__REQUEST__
Your task is to locate every line holding the string "Kazimierza" and to copy each of them.

__DATA FOR THIS EXERCISE__
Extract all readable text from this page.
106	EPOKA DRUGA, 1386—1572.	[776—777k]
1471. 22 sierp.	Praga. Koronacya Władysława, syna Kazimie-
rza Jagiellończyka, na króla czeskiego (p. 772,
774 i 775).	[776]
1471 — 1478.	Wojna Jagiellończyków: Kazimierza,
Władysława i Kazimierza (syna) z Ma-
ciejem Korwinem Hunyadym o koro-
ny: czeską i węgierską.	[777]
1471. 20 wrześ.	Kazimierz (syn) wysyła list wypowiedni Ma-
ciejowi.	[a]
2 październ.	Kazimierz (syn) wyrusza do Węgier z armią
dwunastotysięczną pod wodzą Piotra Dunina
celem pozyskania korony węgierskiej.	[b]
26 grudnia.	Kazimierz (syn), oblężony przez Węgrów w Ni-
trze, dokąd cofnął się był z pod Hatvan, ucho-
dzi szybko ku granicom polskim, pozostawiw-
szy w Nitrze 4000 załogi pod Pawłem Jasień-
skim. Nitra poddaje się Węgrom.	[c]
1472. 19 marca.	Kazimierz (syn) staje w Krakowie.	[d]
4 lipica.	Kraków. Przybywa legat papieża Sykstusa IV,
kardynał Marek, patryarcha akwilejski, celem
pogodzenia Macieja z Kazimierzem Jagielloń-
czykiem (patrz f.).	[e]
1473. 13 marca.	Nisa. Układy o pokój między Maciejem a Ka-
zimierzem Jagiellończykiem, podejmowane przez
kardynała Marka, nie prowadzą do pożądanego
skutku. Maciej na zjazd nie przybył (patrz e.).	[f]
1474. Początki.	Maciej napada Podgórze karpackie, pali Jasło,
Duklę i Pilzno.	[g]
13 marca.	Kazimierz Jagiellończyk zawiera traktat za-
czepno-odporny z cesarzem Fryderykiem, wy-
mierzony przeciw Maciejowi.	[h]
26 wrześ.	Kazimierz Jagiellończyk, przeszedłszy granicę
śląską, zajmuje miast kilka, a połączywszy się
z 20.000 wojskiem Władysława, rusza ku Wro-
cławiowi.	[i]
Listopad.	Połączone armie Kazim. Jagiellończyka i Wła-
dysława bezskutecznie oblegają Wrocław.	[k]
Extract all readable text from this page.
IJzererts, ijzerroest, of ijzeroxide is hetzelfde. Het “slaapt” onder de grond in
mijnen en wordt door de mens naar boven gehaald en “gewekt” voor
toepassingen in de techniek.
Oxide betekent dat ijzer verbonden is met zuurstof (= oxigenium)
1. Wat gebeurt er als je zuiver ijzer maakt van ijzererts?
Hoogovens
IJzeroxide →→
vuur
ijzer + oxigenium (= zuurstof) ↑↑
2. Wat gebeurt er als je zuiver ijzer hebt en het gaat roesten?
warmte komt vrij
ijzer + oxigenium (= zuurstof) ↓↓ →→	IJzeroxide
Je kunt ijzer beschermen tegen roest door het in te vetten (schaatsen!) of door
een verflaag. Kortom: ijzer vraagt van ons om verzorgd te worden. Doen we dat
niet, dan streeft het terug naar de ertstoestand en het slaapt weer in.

__SOLUTION TO THIS EXERCISE__
1471 — 1478.	Wojna Jagiellończyków: Kazimierza,
Władysława i Kazimierza (syna) z Ma-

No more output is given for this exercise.